# Task objective
From the entries that follow, list every line in which the string "When" appears.

# Stored rows
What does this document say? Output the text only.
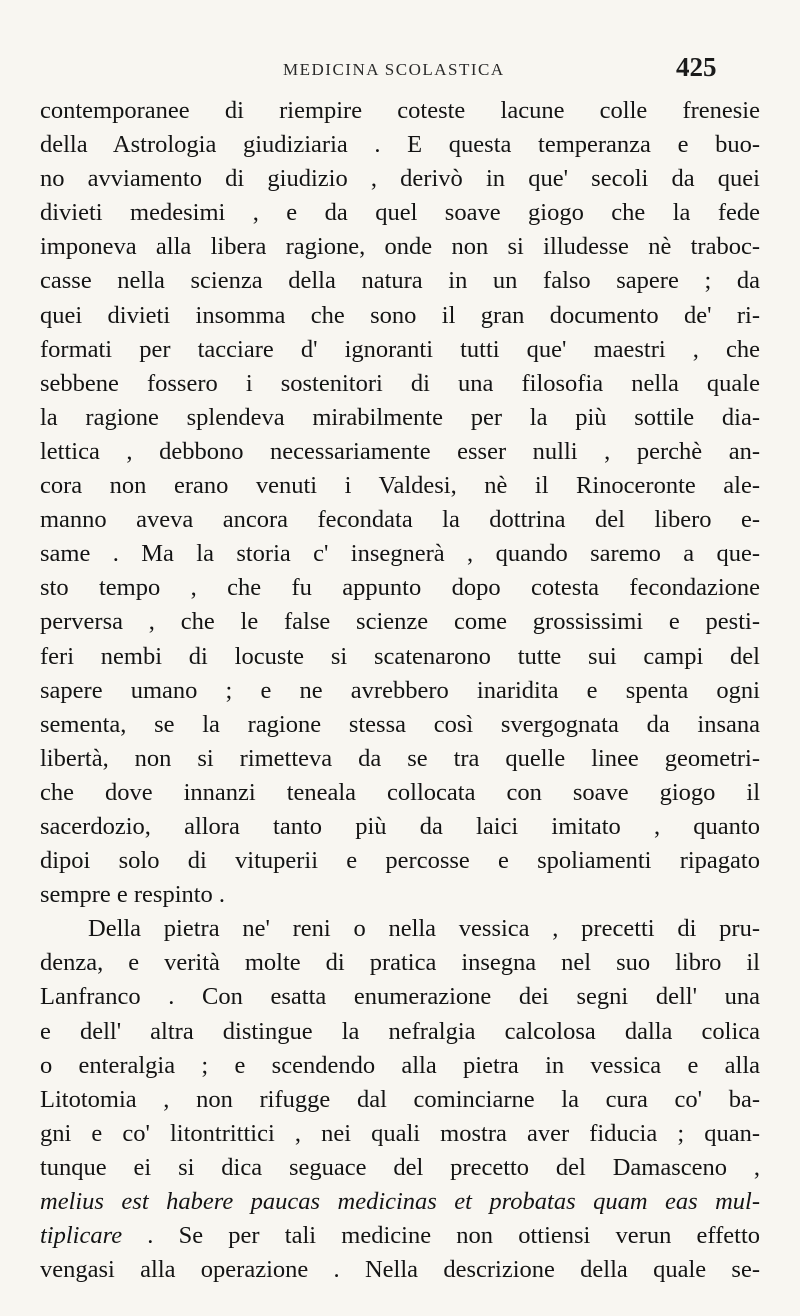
MEDICINA SCOLASTICA	425
contemporanee di riempire coteste lacune colle frenesie
della Astrologia giudiziaria . E questa temperanza e buo-
no avviamento di giudizio , derivò in que' secoli da quei
divieti medesimi , e da quel soave giogo che la fede
imponeva alla libera ragione, onde non si illudesse nè traboc-
casse nella scienza della natura in un falso sapere ; da
quei divieti insomma che sono il gran documento de' ri-
formati per tacciare d' ignoranti tutti que' maestri , che
sebbene fossero i sostenitori di una filosofia nella quale
la ragione splendeva mirabilmente per la più sottile dia-
lettica , debbono necessariamente esser nulli , perchè an-
cora non erano venuti i Valdesi, nè il Rinoceronte ale-
manno aveva ancora fecondata la dottrina del libero e-
same . Ma la storia c' insegnerà , quando saremo a que-
sto tempo , che fu appunto dopo cotesta fecondazione
perversa , che le false scienze come grossissimi e pesti-
feri nembi di locuste si scatenarono tutte sui campi del
sapere umano ; e ne avrebbero inaridita e spenta ogni
sementa, se la ragione stessa così svergognata da insana
libertà, non si rimetteva da se tra quelle linee geometri-
che dove innanzi teneala collocata con soave giogo il
sacerdozio, allora tanto più da laici imitato , quanto
dipoi solo di vituperii e percosse e spoliamenti ripagato
sempre e respinto .
Della pietra ne' reni o nella vessica , precetti di pru-
denza, e verità molte di pratica insegna nel suo libro il
Lanfranco . Con esatta enumerazione dei segni dell' una
e dell' altra distingue la nefralgia calcolosa dalla colica
o enteralgia ; e scendendo alla pietra in vessica e alla
Litotomia , non rifugge dal cominciarne la cura co' ba-
gni e co' litontrittici , nei quali mostra aver fiducia ; quan-
tunque ei si dica seguace del precetto del Damasceno ,
melius est habere paucas medicinas et probatas quam eas mul-
tiplicare . Se per tali medicine non ottiensi verun effetto
vengasi alla operazione . Nella descrizione della quale se-
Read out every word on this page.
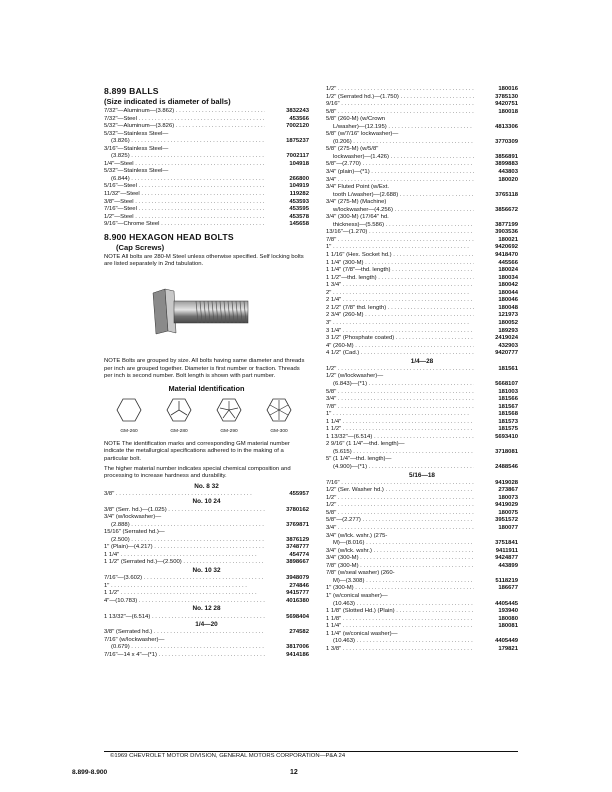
8.899 BALLS
(Size indicated is diameter of balls)
7/32"—Aluminum—(3.862) . . .	3832243
7/32"—Steel . . .	453566
5/32"—Aluminum—(3.826) . . .	7002120
5/32"—Stainless Steel—
(3.826) . . .	1875237
3/16"—Stainless Steel—
(3.825) . . .	7002117
1/4"—Steel . . .	104918
5/32"—Stainless Steel—
(6.844) . . .	266800
5/16"—Steel . . .	104919
11/32"—Steel . . .	119282
3/8"—Steel . . .	453593
7/16"—Steel . . .	453595
1/2"—Steel . . .	453578
9/16"—Chrome Steel . . .	145658
8.900 HEXAGON HEAD BOLTS
(Cap Screws)
NOTE All bolts are 280-M Steel unless otherwise specified. Self locking bolts are listed separately in 2nd tabulation.
NOTE Bolts are grouped by size. All bolts having same diameter and threads per inch are grouped together. Diameter is first number or fraction. Threads per inch is second number. Bolt length is shown with part number.
Material Identification
GM-260	GM-280	GM-290	GM-300
NOTE The identification marks and corresponding GM material number indicate the metallurgical specifications adhered to in the making of a particular bolt.
The higher material number indicates special chemical composition and processing to increase hardness and durability.
No. 8 32
3/8" . . .	455957
No. 10 24
3/8" (Serr. hd.)—(1.025) . . .	3780162
3/4" (w/lockwasher)—
(2.888) . . .	3769871
15/16" (Serrated hd.)—
(2.500) . . .	3876129
1" (Plain)—(4.217) . . .	3748777
1 1/4" . . .	454774
1 1/2" (Serrated hd.)—(2.500) . . .	3898667
No. 10 32
7/16"—(3.602) . . .	3948079
1" . . .	274846
1 1/2" . . .	9415777
4"—(10.783) . . .	4016380
No. 12 28
1 13/32"—(6.514) . . .	5698404
1/4—20
3/8" (Serrated hd.) . . .	274582
7/16" (w/lockwasher)—
(0.679) . . .	3817006
7/16"—14 x 4"—(*1) . . .	9414186
1/2" . . .	180016
1/2" (Serrated hd.)—(1.750) . . .	3785130
9/16" . . .	9420751
5/8" . . .	180018
5/8" (260-M) (w/Crown
L/washer)—(12.195) . . .	4813306
5/8" (w/7/16" lockwasher)—
(0.206) . . .	3770309
5/8" (275-M) (w/5/8"
lockwasher)—(1.426) . . .	3856891
5/8"—(2.770) . . .	3899883
3/4" (plain)—(*1) . . .	443803
3/4" . . .	180020
3/4" Fluted Point (w/Ext.
tooth L/washer)—(2.688) . . .	3765118
3/4" (275-M) (Machine)
w/lockwasher—(4.256) . . .	3856672
3/4" (300-M) (17/64" hd.
thickness)—(5.586) . . .	3877199
13/16"—(1.270) . . .	3903536
7/8" . . .	180021
1" . . .	9420692
1 1/16" (Hex. Socket hd.) . . .	9418470
1 1/4" (300-M) . . .	445566
1 1/4" (7/8"—thd. length) . . .	180024
1 1/2"—thd. length) . . .	180034
1 3/4" . . .	180042
2" . . .	180044
2 1/4" . . .	180046
2 1/2" (7/8" thd. length) . . .	180048
2 3/4" (260-M) . . .	121973
3" . . .	180052
3 1/4" . . .	189293
3 1/2" (Phosphate coated) . . .	2419024
4" (260-M) . . .	432903
4 1/2" (Cad.) . . .	9420777
1/4—28
1/2" . . .	181561
1/2" (w/lockwasher)—
(6.843)—(*1) . . .	5668107
5/8" . . .	181003
3/4" . . .	181566
7/8" . . .	181567
1" . . .	181568
1 1/4" . . .	181573
1 1/2" . . .	181575
1 13/32"—(6.514) . . .	5693410
2 9/16" (1 1/4"—thd. length)—
(5.615) . . .	3718081
5" (1 1/4"—thd. length)—
(4.900)—(*1) . . .	2488546
5/16—18
7/16" . . .	9419028
1/2" (Ser. Washer hd.) . . .	273867
1/2" . . .	180073
1/2" . . .	9419029
5/8" . . .	180075
5/8"—(2.277) . . .	3951572
3/4" . . .	180077
3/4" (w/lck. wshr.) (275-
M)—(8.016) . . .	3751841
3/4" (w/lck. wshr.) . . .	9411911
3/4" (300-M) . . .	9424877
7/8" (300-M) . . .	443899
7/8" (w/seal washer) (260-
M)—(3.308) . . .	5118219
1" (300-M) . . .	186677
1" (w/conical washer)—
(10.463) . . .	4405445
1 1/8" (Slotted Hd.) (Plain) . . .	193940
1 1/8" . . .	180080
1 1/4" . . .	180081
1 1/4" (w/conical washer)—
(10.463) . . .	4405449
1 3/8" . . .	179821
©1969 CHEVROLET MOTOR DIVISION, GENERAL MOTORS CORPORATION—P&A 24
8.899-8.900	12
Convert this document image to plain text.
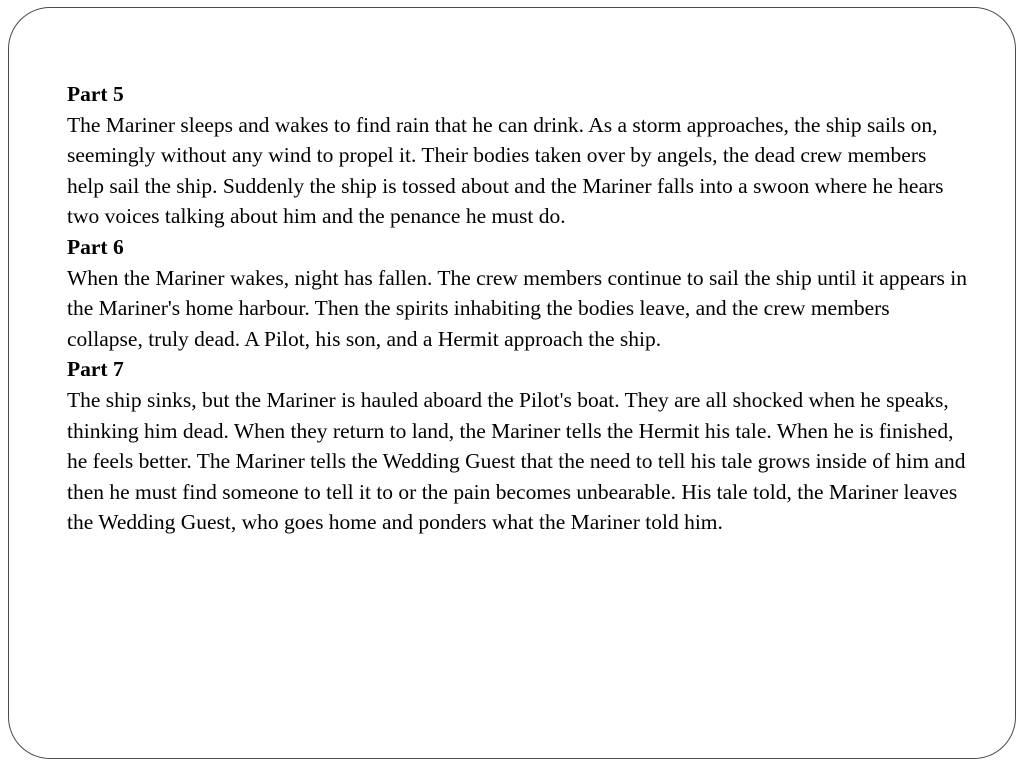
Part 5

The Mariner sleeps and wakes to find rain that he can drink. As a storm approaches, the ship sails on, seemingly without any wind to propel it. Their bodies taken over by angels, the dead crew members help sail the ship. Suddenly the ship is tossed about and the Mariner falls into a swoon where he hears two voices talking about him and the penance he must do.

Part 6

When the Mariner wakes, night has fallen. The crew members continue to sail the ship until it appears in the Mariner's home harbour. Then the spirits inhabiting the bodies leave, and the crew members collapse, truly dead. A Pilot, his son, and a Hermit approach the ship.

Part 7

The ship sinks, but the Mariner is hauled aboard the Pilot's boat. They are all shocked when he speaks, thinking him dead. When they return to land, the Mariner tells the Hermit his tale. When he is finished, he feels better. The Mariner tells the Wedding Guest that the need to tell his tale grows inside of him and then he must find someone to tell it to or the pain becomes unbearable. His tale told, the Mariner leaves the Wedding Guest, who goes home and ponders what the Mariner told him.
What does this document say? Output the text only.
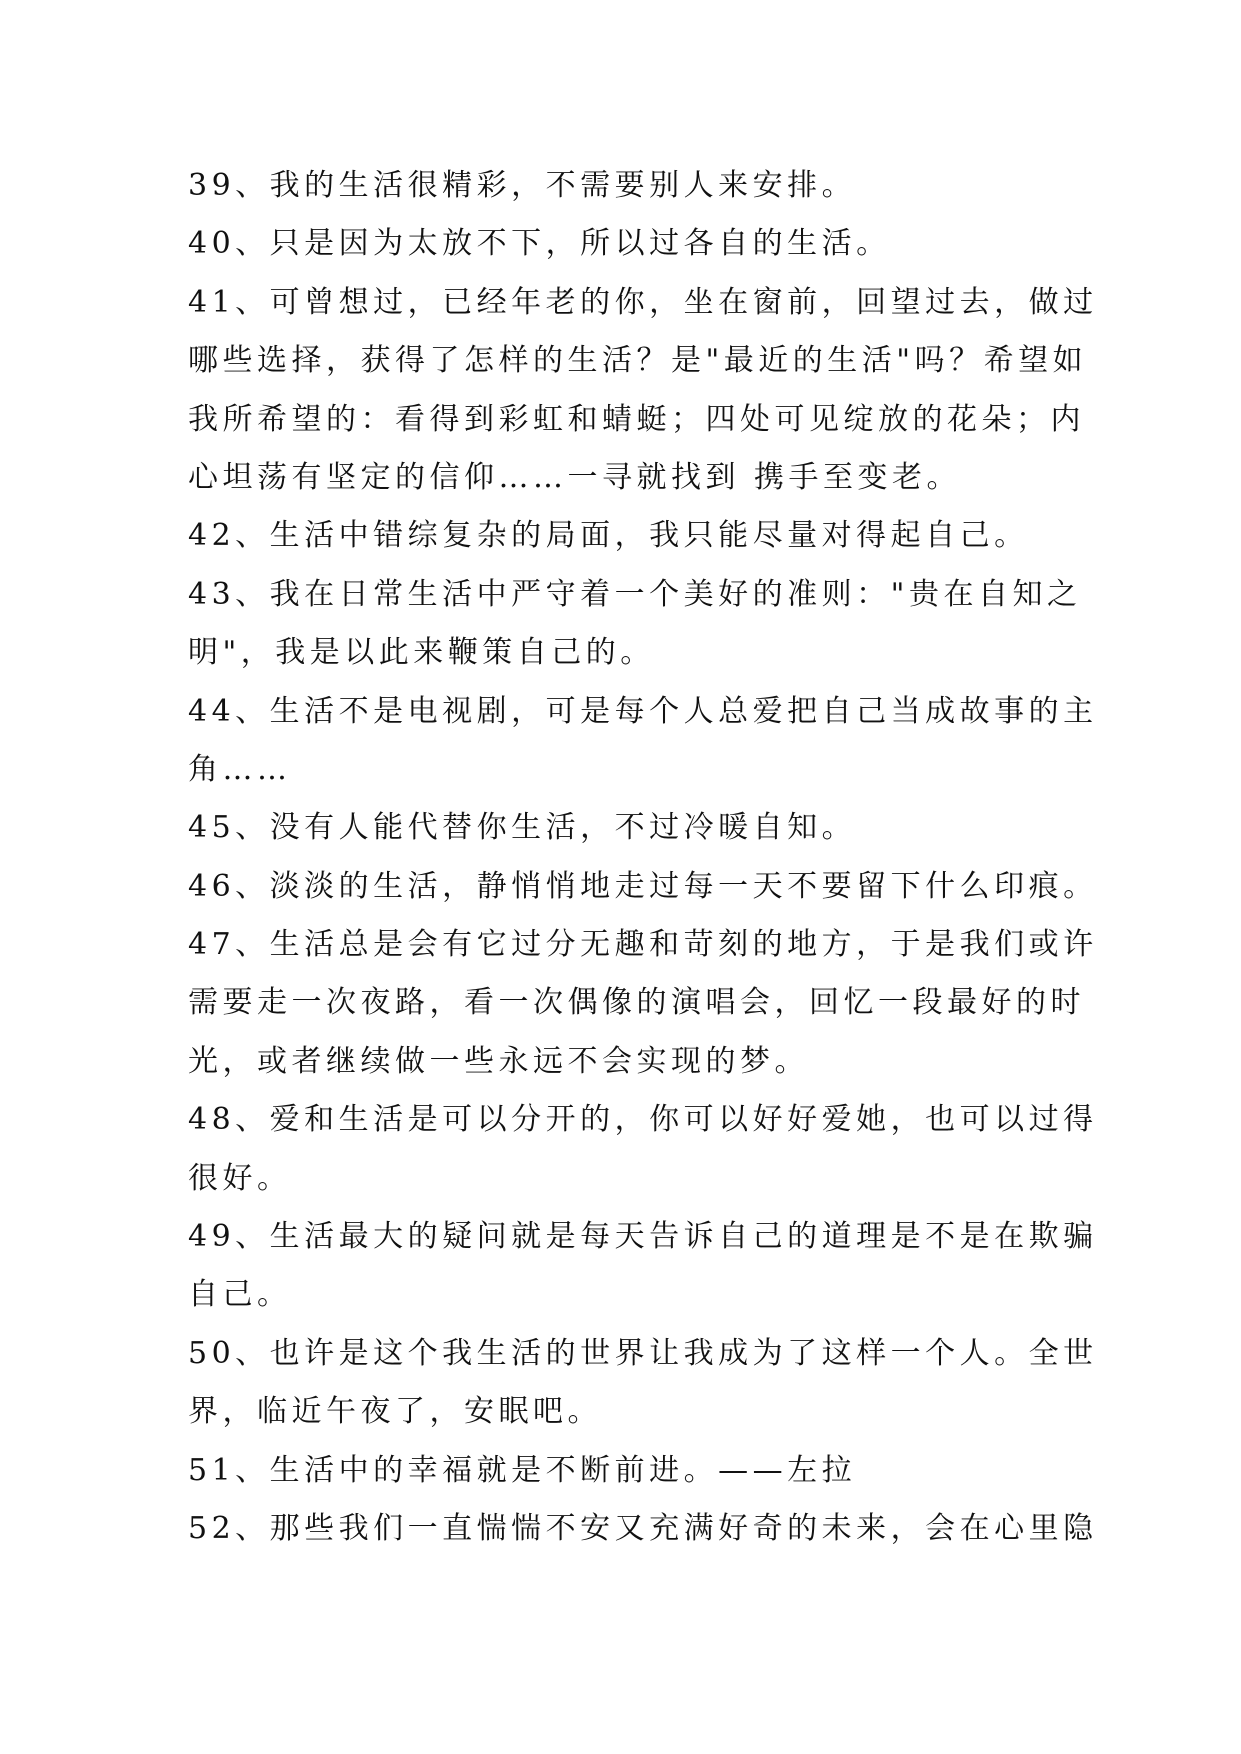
39、我的生活很精彩，不需要别人来安排。
40、只是因为太放不下，所以过各自的生活。
41、可曾想过，已经年老的你，坐在窗前，回望过去，做过
哪些选择，获得了怎样的生活？是"最近的生活"吗？希望如
我所希望的：看得到彩虹和蜻蜓；四处可见绽放的花朵；内
心坦荡有坚定的信仰……一寻就找到 携手至变老。
42、生活中错综复杂的局面，我只能尽量对得起自己。
43、我在日常生活中严守着一个美好的准则："贵在自知之
明"，我是以此来鞭策自己的。
44、生活不是电视剧，可是每个人总爱把自己当成故事的主
角……
45、没有人能代替你生活，不过冷暖自知。
46、淡淡的生活，静悄悄地走过每一天不要留下什么印痕。
47、生活总是会有它过分无趣和苛刻的地方，于是我们或许
需要走一次夜路，看一次偶像的演唱会，回忆一段最好的时
光，或者继续做一些永远不会实现的梦。
48、爱和生活是可以分开的，你可以好好爱她，也可以过得
很好。
49、生活最大的疑问就是每天告诉自己的道理是不是在欺骗
自己。
50、也许是这个我生活的世界让我成为了这样一个人。全世
界，临近午夜了，安眠吧。
51、生活中的幸福就是不断前进。——左拉
52、那些我们一直惴惴不安又充满好奇的未来，会在心里隐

# Worked answer
When the Mariner wakes, night has fallen. The crew members continue to sail the ship until it appears in the Mariner's home harbour. Then the spirits inhabiting the bodies leave, and the crew members collapse, truly dead. A Pilot, his son, and a Hermit approach the ship.
The ship sinks, but the Mariner is hauled aboard the Pilot's boat. They are all shocked when he speaks, thinking him dead. When they return to land, the Mariner tells the Hermit his tale. When he is finished, he feels better. The Mariner tells the Wedding Guest that the need to tell his tale grows inside of him and then he must find someone to tell it to or the pain becomes unbearable. His tale told, the Mariner leaves the Wedding Guest, who goes home and ponders what the Mariner told him.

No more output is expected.